* begin Record excerpts *

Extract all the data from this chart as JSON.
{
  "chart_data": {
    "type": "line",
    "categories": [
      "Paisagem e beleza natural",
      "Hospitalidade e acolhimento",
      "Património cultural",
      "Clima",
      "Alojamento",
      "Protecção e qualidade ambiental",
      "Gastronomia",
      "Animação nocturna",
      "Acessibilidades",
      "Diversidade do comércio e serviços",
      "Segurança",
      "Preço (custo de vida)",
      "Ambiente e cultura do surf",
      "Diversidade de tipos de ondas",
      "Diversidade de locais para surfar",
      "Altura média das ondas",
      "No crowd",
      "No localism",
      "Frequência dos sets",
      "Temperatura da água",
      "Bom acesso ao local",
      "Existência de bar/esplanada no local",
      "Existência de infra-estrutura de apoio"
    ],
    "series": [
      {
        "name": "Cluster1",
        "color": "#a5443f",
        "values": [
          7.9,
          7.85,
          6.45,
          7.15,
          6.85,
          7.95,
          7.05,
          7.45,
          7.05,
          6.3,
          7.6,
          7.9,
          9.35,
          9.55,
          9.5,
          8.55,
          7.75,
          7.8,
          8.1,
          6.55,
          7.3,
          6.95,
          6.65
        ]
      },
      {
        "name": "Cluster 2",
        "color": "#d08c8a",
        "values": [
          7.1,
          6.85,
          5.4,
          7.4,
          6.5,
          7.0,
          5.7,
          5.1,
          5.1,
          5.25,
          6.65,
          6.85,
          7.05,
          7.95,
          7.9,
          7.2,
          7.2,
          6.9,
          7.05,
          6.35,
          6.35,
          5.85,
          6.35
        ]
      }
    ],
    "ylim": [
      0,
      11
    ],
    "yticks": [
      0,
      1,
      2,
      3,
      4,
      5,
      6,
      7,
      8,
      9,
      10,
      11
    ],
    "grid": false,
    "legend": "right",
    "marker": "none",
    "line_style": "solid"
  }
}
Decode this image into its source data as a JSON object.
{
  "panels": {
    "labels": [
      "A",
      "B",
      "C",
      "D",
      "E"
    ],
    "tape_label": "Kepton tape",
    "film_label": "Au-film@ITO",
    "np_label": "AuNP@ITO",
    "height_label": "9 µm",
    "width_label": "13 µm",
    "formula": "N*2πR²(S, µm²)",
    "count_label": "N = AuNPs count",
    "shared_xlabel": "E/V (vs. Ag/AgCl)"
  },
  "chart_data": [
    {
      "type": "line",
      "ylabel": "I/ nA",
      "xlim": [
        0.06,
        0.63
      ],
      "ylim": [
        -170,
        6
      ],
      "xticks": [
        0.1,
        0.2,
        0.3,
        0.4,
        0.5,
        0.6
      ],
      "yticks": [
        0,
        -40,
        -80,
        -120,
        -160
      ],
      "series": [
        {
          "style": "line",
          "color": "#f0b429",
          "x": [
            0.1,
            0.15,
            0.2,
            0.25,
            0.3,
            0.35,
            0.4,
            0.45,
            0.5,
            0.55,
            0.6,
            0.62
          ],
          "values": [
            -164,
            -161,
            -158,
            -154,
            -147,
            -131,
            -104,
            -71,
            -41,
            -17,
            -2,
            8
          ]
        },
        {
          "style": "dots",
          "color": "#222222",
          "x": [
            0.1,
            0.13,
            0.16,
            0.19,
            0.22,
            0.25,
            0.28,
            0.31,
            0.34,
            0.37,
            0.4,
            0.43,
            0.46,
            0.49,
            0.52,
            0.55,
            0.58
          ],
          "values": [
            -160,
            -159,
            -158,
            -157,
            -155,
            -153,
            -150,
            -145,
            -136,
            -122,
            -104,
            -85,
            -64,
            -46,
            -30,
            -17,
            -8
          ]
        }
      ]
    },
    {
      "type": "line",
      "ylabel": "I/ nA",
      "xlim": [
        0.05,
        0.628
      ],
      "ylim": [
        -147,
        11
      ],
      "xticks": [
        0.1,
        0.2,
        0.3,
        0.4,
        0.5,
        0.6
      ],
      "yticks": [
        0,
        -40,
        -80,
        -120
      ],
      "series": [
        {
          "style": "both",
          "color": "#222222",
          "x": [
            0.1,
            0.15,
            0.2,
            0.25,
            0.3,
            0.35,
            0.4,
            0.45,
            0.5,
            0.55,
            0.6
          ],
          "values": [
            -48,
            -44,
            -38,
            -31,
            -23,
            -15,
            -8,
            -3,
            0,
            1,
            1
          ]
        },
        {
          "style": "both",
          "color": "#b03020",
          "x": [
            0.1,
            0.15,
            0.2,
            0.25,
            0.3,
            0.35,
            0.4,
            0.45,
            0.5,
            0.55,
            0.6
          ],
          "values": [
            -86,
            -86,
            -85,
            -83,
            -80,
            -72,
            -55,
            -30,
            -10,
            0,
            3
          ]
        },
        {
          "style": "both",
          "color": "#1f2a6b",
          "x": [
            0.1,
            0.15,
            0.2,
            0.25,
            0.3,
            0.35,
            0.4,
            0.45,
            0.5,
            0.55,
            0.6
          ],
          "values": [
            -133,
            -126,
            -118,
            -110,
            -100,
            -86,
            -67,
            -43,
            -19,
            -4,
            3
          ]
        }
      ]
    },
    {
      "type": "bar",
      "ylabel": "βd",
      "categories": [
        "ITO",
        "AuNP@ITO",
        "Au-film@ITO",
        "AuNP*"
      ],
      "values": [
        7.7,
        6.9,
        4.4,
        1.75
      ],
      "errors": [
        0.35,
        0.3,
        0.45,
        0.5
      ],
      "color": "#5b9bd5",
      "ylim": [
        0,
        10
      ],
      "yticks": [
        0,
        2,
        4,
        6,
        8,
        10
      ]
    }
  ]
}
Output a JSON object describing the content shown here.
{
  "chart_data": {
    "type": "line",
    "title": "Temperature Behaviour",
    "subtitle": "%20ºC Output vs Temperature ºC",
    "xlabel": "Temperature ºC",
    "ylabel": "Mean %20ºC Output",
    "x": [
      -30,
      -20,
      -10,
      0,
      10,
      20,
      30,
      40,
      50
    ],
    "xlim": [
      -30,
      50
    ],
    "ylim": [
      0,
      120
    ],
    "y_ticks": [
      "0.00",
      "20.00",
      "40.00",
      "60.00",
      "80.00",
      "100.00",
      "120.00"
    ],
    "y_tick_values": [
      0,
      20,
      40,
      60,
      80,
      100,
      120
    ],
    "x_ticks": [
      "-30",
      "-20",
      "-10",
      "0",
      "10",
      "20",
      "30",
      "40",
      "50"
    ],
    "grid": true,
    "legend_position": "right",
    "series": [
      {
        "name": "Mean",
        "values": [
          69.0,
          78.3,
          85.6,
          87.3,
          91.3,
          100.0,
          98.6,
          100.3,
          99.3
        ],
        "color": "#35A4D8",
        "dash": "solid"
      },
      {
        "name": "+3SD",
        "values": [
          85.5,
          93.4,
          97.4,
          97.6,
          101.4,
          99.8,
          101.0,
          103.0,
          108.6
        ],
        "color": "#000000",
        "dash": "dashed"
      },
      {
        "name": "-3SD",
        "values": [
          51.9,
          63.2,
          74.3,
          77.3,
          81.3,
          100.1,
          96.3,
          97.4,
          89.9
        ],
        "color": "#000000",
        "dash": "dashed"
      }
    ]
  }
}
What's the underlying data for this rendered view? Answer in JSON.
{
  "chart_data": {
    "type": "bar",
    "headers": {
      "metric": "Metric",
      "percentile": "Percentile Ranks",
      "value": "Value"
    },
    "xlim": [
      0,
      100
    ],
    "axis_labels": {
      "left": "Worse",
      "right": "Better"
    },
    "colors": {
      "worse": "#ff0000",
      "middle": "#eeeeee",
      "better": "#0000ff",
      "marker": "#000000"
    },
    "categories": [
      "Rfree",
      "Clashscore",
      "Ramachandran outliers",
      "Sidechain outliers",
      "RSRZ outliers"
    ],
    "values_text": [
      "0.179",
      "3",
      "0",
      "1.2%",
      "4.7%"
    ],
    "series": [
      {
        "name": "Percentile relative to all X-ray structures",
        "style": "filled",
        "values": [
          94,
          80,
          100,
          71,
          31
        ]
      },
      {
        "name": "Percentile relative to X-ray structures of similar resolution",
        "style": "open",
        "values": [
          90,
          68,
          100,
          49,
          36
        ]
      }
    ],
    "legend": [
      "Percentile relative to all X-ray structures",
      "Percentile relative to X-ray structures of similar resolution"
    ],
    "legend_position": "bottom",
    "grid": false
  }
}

* end Record excerpts *

What you need to do:
Looking back at the lines above, state how many contain the word "name", and supply nothing besides the number.

Complete output:
7